Records from a data source

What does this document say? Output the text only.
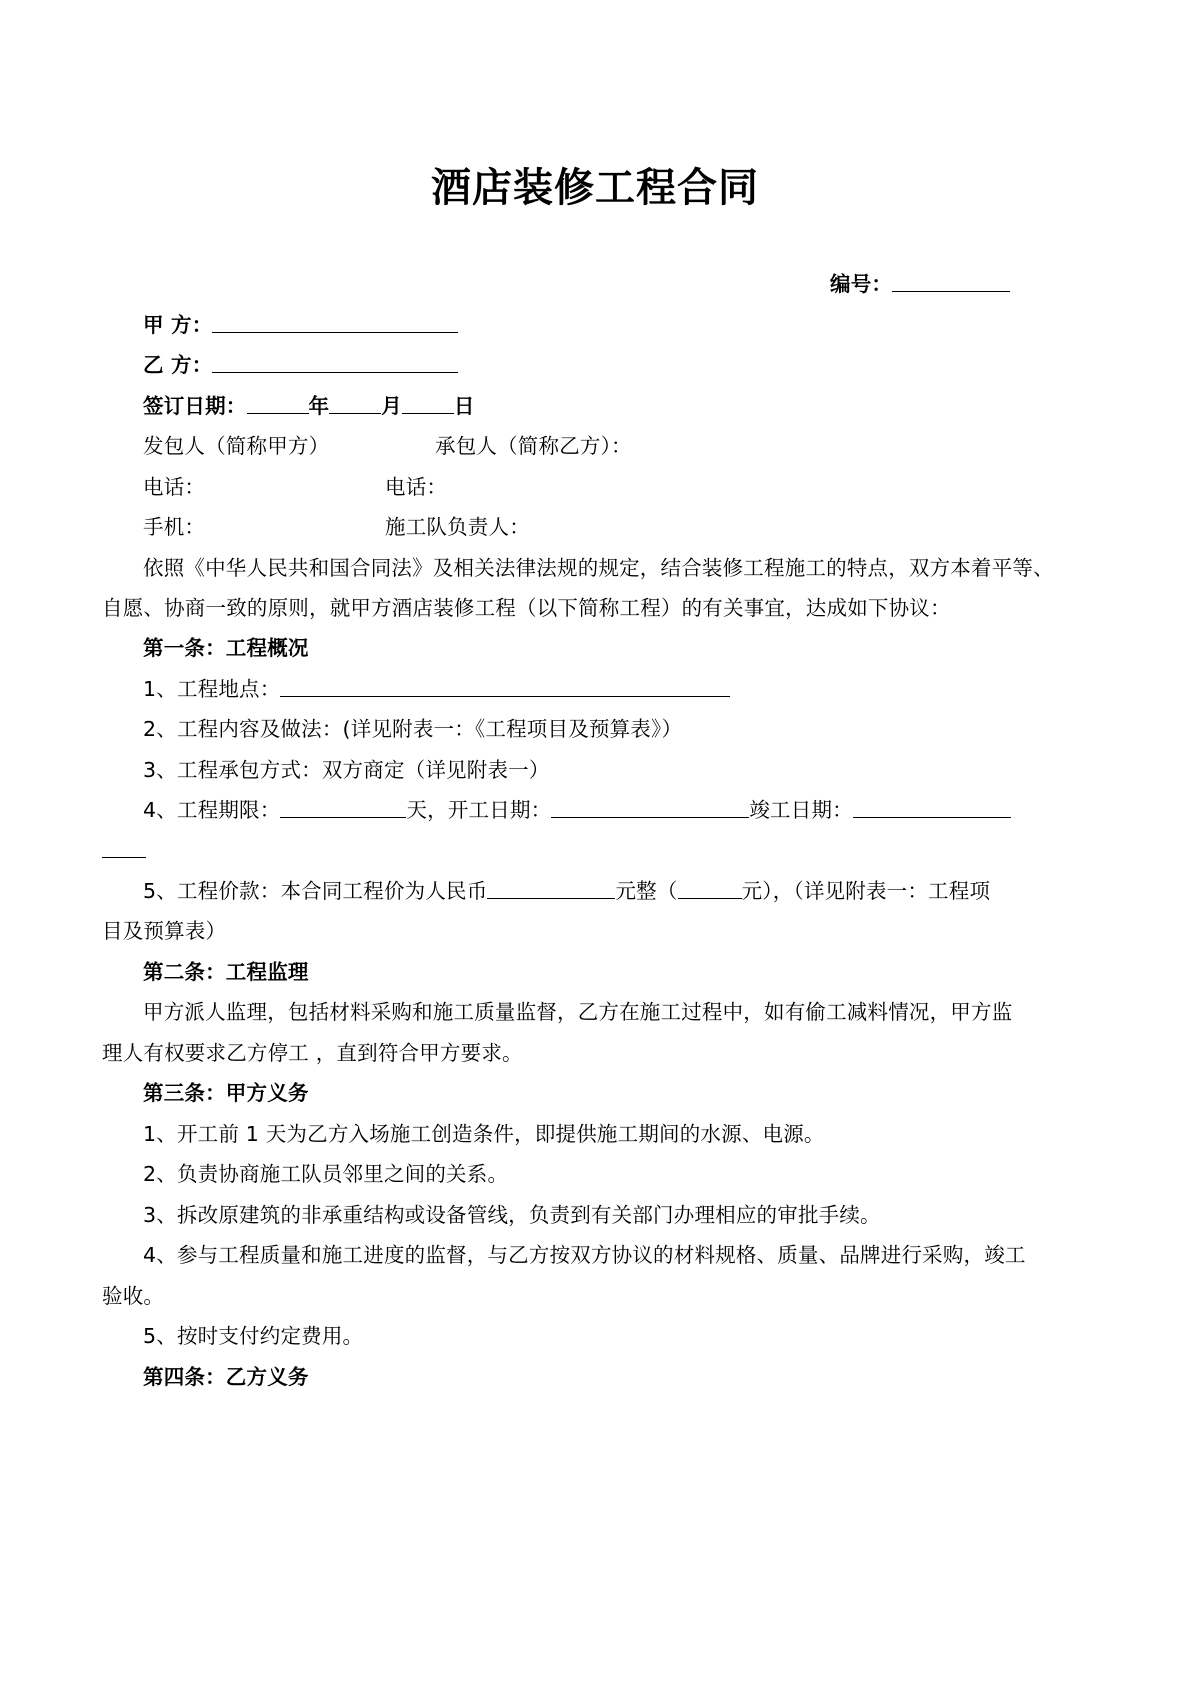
酒店装修工程合同
编号：
甲 方：
乙 方：
签订日期：	年	月	日
发包人（简称甲方）	承包人（简称乙方）：
电话：	电话：
手机：	施工队负责人：
依照《中华人民共和国合同法》及相关法律法规的规定，结合装修工程施工的特点，双方本着平等、
自愿、协商一致的原则，就甲方酒店装修工程（以下简称工程）的有关事宜，达成如下协议：
第一条：工程概况
1、工程地点：
2、工程内容及做法：(详见附表一：《工程项目及预算表》）
3、工程承包方式：双方商定（详见附表一）
4、工程期限：	天，开工日期：	竣工日期：
5、工程价款：本合同工程价为人民币	元整（	元），（详见附表一：工程项
目及预算表）
第二条：工程监理
甲方派人监理，包括材料采购和施工质量监督，乙方在施工过程中，如有偷工减料情况，甲方监
理人有权要求乙方停工 ，直到符合甲方要求。
第三条：甲方义务
1、开工前 1 天为乙方入场施工创造条件，即提供施工期间的水源、电源。
2、负责协商施工队员邻里之间的关系。
3、拆改原建筑的非承重结构或设备管线，负责到有关部门办理相应的审批手续。
4、参与工程质量和施工进度的监督，与乙方按双方协议的材料规格、质量、品牌进行采购，竣工
验收。
5、按时支付约定费用。
第四条：乙方义务
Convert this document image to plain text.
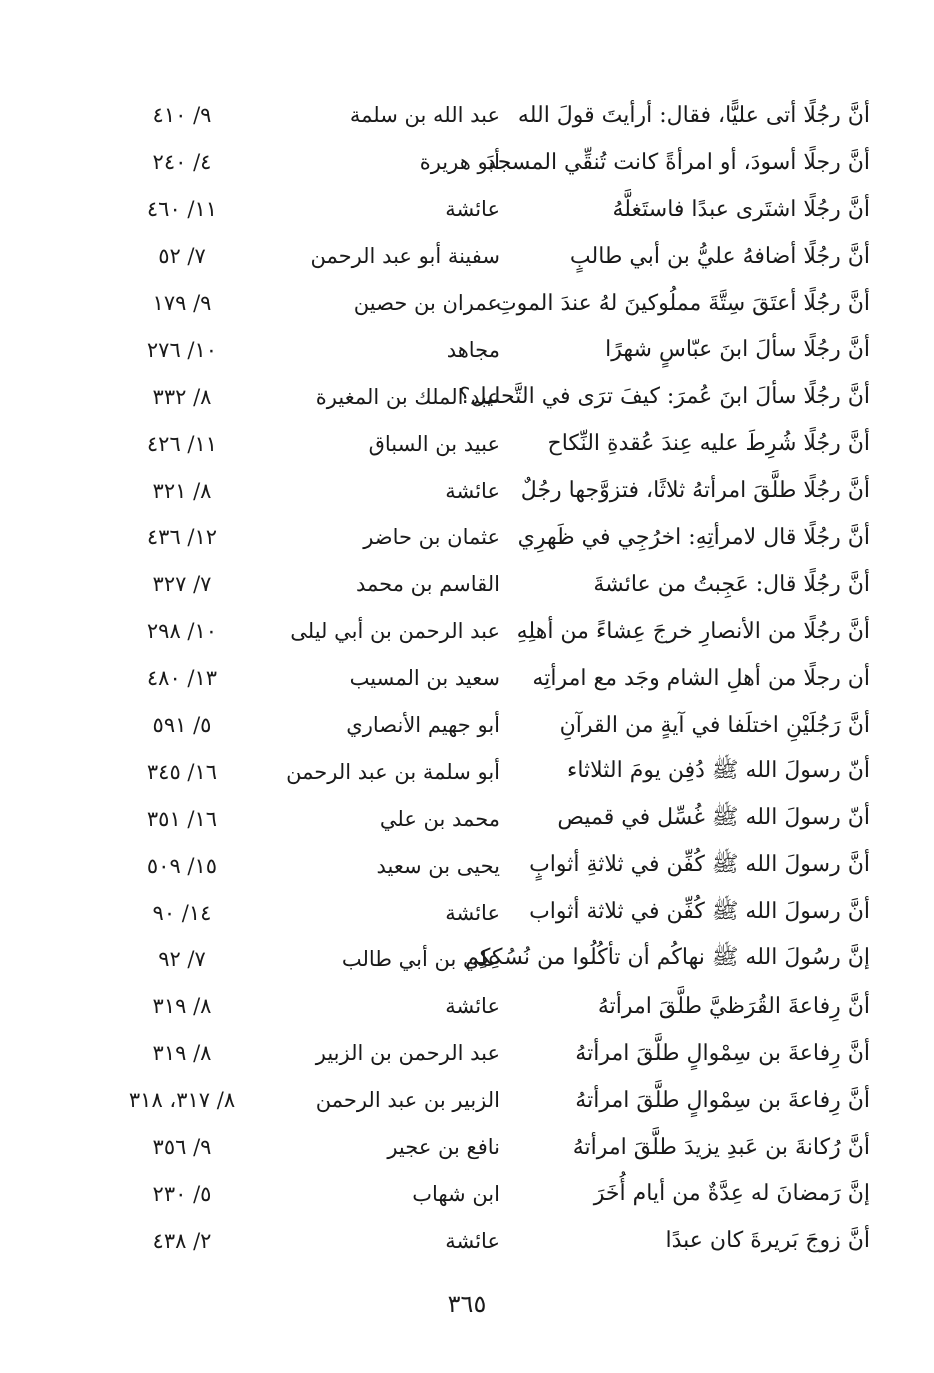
أنَّ رجُلًا أتى عليًّا، فقال: أرأيتَ قولَ الله
عبد الله بن سلمة
٩/ ٤١٠
أنَّ رجلًا أسودَ، أو امرأةً كانت تُنقِّي المسجدَ
أبو هريرة
٤/ ٢٤٠
أنَّ رجُلًا اشتَرى عبدًا فاستَغلَّهُ
عائشة
١١/ ٤٦٠
أنَّ رجُلًا أضافهُ عليُّ بن أبي طالبٍ
سفينة أبو عبد الرحمن
٧/ ٥٢
أنَّ رجُلًا أعتَقَ سِتَّةَ مملُوكينَ لهُ عندَ الموتِ
عمران بن حصين
٩/ ١٧٩
أنَّ رجُلًا سألَ ابنَ عبّاسٍ شهرًا
مجاهد
١٠/ ٢٧٦
أنَّ رجُلًا سألَ ابنَ عُمرَ: كيفَ ترَى في التَّحليل؟
عبد الملك بن المغيرة
٨/ ٣٣٢
أنَّ رجُلًا شُرِطَ عليه عِندَ عُقدةِ النِّكاح
عبيد بن السباق
١١/ ٤٢٦
أنَّ رجُلًا طلَّقَ امرأتهُ ثلاثًا، فتزوَّجها رجُلٌ
عائشة
٨/ ٣٢١
أنَّ رجُلًا قال لامرأتِهِ: اخرُجِي في ظَهرِي
عثمان بن حاضر
١٢/ ٤٣٦
أنَّ رجُلًا قال: عَجِبتُ من عائشةَ
القاسم بن محمد
٧/ ٣٢٧
أنَّ رجُلًا من الأنصارِ خرجَ عِشاءً من أهلِهِ
عبد الرحمن بن أبي ليلى
١٠/ ٢٩٨
أن رجلًا من أهلِ الشام وجَد مع امرأتِه
سعيد بن المسيب
١٣/ ٤٨٠
أنَّ رَجُلَيْنِ اختلَفا في آيةٍ من القرآنِ
أبو جهيم الأنصاري
٥/ ٥٩١
أنّ رسولَ الله ﷺ دُفِن يومَ الثلاثاء
أبو سلمة بن عبد الرحمن
١٦/ ٣٤٥
أنّ رسولَ الله ﷺ غُسِّل في قميص
محمد بن علي
١٦/ ٣٥١
أنَّ رسولَ الله ﷺ كُفِّن في ثلاثةِ أثوابٍ
يحيى بن سعيد
١٥/ ٥٠٩
أنَّ رسولَ الله ﷺ كُفِّن في ثلاثة أثواب
عائشة
١٤/ ٩٠
إنَّ رسُولَ الله ﷺ نهاكُم أن تأكُلُوا من نُسُكِكِم
علي بن أبي طالب
٧/ ٩٢
أنَّ رِفاعةَ القُرَظيَّ طلَّقَ امرأتهُ
عائشة
٨/ ٣١٩
أنَّ رِفاعةَ بن سِمْوالٍ طلَّقَ امرأتهُ
عبد الرحمن بن الزبير
٨/ ٣١٩
أنَّ رِفاعةَ بن سِمْوالٍ طلَّقَ امرأتهُ
الزبير بن عبد الرحمن
٨/ ٣١٧، ٣١٨
أنَّ رُكانةَ بن عَبدِ يزيدَ طلَّقَ امرأتهُ
نافع بن عجير
٩/ ٣٥٦
إنَّ رَمضانَ له عِدَّةٌ من أيام أُخَرَ
ابن شهاب
٥/ ٢٣٠
أنَّ زوجَ بَريرةَ كان عبدًا
عائشة
٢/ ٤٣٨
٣٦٥
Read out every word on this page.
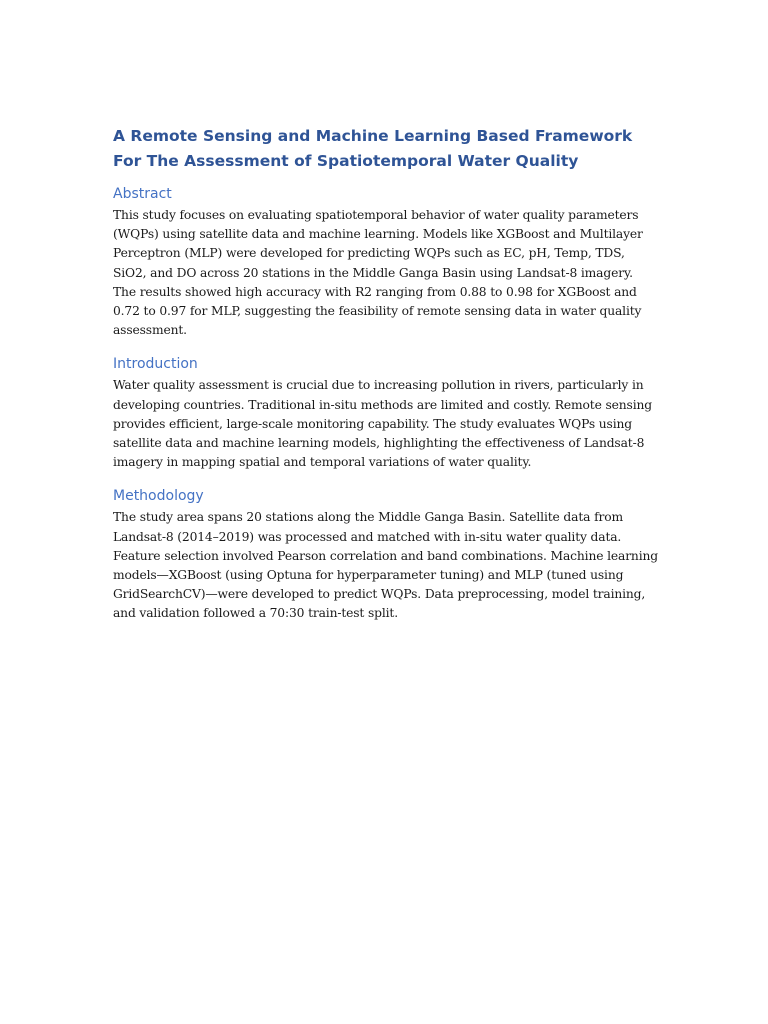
A Remote Sensing and Machine Learning Based Framework For The Assessment of Spatiotemporal Water Quality
Abstract

This study focuses on evaluating spatiotemporal behavior of water quality parameters (WQPs) using satellite data and machine learning. Models like XGBoost and Multilayer Perceptron (MLP) were developed for predicting WQPs such as EC, pH, Temp, TDS, SiO2, and DO across 20 stations in the Middle Ganga Basin using Landsat-8 imagery. The results showed high accuracy with R2 ranging from 0.88 to 0.98 for XGBoost and 0.72 to 0.97 for MLP, suggesting the feasibility of remote sensing data in water quality assessment.

Introduction

Water quality assessment is crucial due to increasing pollution in rivers, particularly in developing countries. Traditional in-situ methods are limited and costly. Remote sensing provides efficient, large-scale monitoring capability. The study evaluates WQPs using satellite data and machine learning models, highlighting the effectiveness of Landsat-8 imagery in mapping spatial and temporal variations of water quality.

Methodology

The study area spans 20 stations along the Middle Ganga Basin. Satellite data from Landsat-8 (2014–2019) was processed and matched with in-situ water quality data. Feature selection involved Pearson correlation and band combinations. Machine learning models—XGBoost (using Optuna for hyperparameter tuning) and MLP (tuned using GridSearchCV)—were developed to predict WQPs. Data preprocessing, model training, and validation followed a 70:30 train-test split.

• **Written exercise**
Pictures are excluded; output everything else in the data verbatim.

• **Completed exercise**
What does this document say? Output the text only.
酒店装修工程合同
编号：
甲 方：
乙 方：
签订日期：	年	月	日
发包人（简称甲方）	承包人（简称乙方）：
电话：	电话：
手机：	施工队负责人：
依照《中华人民共和国合同法》及相关法律法规的规定，结合装修工程施工的特点，双方本着平等、
自愿、协商一致的原则，就甲方酒店装修工程（以下简称工程）的有关事宜，达成如下协议：
第一条：工程概况
1、工程地点：
2、工程内容及做法：(详见附表一：《工程项目及预算表》）
3、工程承包方式：双方商定（详见附表一）
4、工程期限：	天，开工日期：	竣工日期：
5、工程价款：本合同工程价为人民币	元整（	元），（详见附表一：工程项
目及预算表）
第二条：工程监理
甲方派人监理，包括材料采购和施工质量监督，乙方在施工过程中，如有偷工减料情况，甲方监
理人有权要求乙方停工 ，直到符合甲方要求。
第三条：甲方义务
1、开工前 1 天为乙方入场施工创造条件，即提供施工期间的水源、电源。
2、负责协商施工队员邻里之间的关系。
3、拆改原建筑的非承重结构或设备管线，负责到有关部门办理相应的审批手续。
4、参与工程质量和施工进度的监督，与乙方按双方协议的材料规格、质量、品牌进行采购，竣工
验收。
5、按时支付约定费用。
第四条：乙方义务
Convert this document image to plain text.
أنَّ رجُلًا أتى عليًّا، فقال: أرأيتَ قولَ الله
عبد الله بن سلمة
٩/ ٤١٠
أنَّ رجلًا أسودَ، أو امرأةً كانت تُنقِّي المسجدَ
أبو هريرة
٤/ ٢٤٠
أنَّ رجُلًا اشتَرى عبدًا فاستَغلَّهُ
عائشة
١١/ ٤٦٠
أنَّ رجُلًا أضافهُ عليُّ بن أبي طالبٍ
سفينة أبو عبد الرحمن
٧/ ٥٢
أنَّ رجُلًا أعتَقَ سِتَّةَ مملُوكينَ لهُ عندَ الموتِ
عمران بن حصين
٩/ ١٧٩
أنَّ رجُلًا سألَ ابنَ عبّاسٍ شهرًا
مجاهد
١٠/ ٢٧٦
أنَّ رجُلًا سألَ ابنَ عُمرَ: كيفَ ترَى في التَّحليل؟
عبد الملك بن المغيرة
٨/ ٣٣٢
أنَّ رجُلًا شُرِطَ عليه عِندَ عُقدةِ النِّكاح
عبيد بن السباق
١١/ ٤٢٦
أنَّ رجُلًا طلَّقَ امرأتهُ ثلاثًا، فتزوَّجها رجُلٌ
عائشة
٨/ ٣٢١
أنَّ رجُلًا قال لامرأتِهِ: اخرُجِي في ظَهرِي
عثمان بن حاضر
١٢/ ٤٣٦
أنَّ رجُلًا قال: عَجِبتُ من عائشةَ
القاسم بن محمد
٧/ ٣٢٧
أنَّ رجُلًا من الأنصارِ خرجَ عِشاءً من أهلِهِ
عبد الرحمن بن أبي ليلى
١٠/ ٢٩٨
أن رجلًا من أهلِ الشام وجَد مع امرأتِه
سعيد بن المسيب
١٣/ ٤٨٠
أنَّ رَجُلَيْنِ اختلَفا في آيةٍ من القرآنِ
أبو جهيم الأنصاري
٥/ ٥٩١
أنّ رسولَ الله ﷺ دُفِن يومَ الثلاثاء
أبو سلمة بن عبد الرحمن
١٦/ ٣٤٥
أنّ رسولَ الله ﷺ غُسِّل في قميص
محمد بن علي
١٦/ ٣٥١
أنَّ رسولَ الله ﷺ كُفِّن في ثلاثةِ أثوابٍ
يحيى بن سعيد
١٥/ ٥٠٩
أنَّ رسولَ الله ﷺ كُفِّن في ثلاثة أثواب
عائشة
١٤/ ٩٠
إنَّ رسُولَ الله ﷺ نهاكُم أن تأكُلُوا من نُسُكِكِم
علي بن أبي طالب
٧/ ٩٢
أنَّ رِفاعةَ القُرَظيَّ طلَّقَ امرأتهُ
عائشة
٨/ ٣١٩
أنَّ رِفاعةَ بن سِمْوالٍ طلَّقَ امرأتهُ
عبد الرحمن بن الزبير
٨/ ٣١٩
أنَّ رِفاعةَ بن سِمْوالٍ طلَّقَ امرأتهُ
الزبير بن عبد الرحمن
٨/ ٣١٧، ٣١٨
أنَّ رُكانةَ بن عَبدِ يزيدَ طلَّقَ امرأتهُ
نافع بن عجير
٩/ ٣٥٦
إنَّ رَمضانَ له عِدَّةٌ من أيام أُخَرَ
ابن شهاب
٥/ ٢٣٠
أنَّ زوجَ بَريرةَ كان عبدًا
عائشة
٢/ ٤٣٨
٣٦٥
Read out every word on this page.
A Remote Sensing and Machine Learning Based Framework For The Assessment of Spatiotemporal Water Quality
Abstract

This study focuses on evaluating spatiotemporal behavior of water quality parameters (WQPs) using satellite data and machine learning. Models like XGBoost and Multilayer Perceptron (MLP) were developed for predicting WQPs such as EC, pH, Temp, TDS, SiO2, and DO across 20 stations in the Middle Ganga Basin using Landsat-8 imagery. The results showed high accuracy with R2 ranging from 0.88 to 0.98 for XGBoost and 0.72 to 0.97 for MLP, suggesting the feasibility of remote sensing data in water quality assessment.

Introduction

Water quality assessment is crucial due to increasing pollution in rivers, particularly in developing countries. Traditional in-situ methods are limited and costly. Remote sensing provides efficient, large-scale monitoring capability. The study evaluates WQPs using satellite data and machine learning models, highlighting the effectiveness of Landsat-8 imagery in mapping spatial and temporal variations of water quality.

Methodology

The study area spans 20 stations along the Middle Ganga Basin. Satellite data from Landsat-8 (2014–2019) was processed and matched with in-situ water quality data. Feature selection involved Pearson correlation and band combinations. Machine learning models—XGBoost (using Optuna for hyperparameter tuning) and MLP (tuned using GridSearchCV)—were developed to predict WQPs. Data preprocessing, model training, and validation followed a 70:30 train-test split.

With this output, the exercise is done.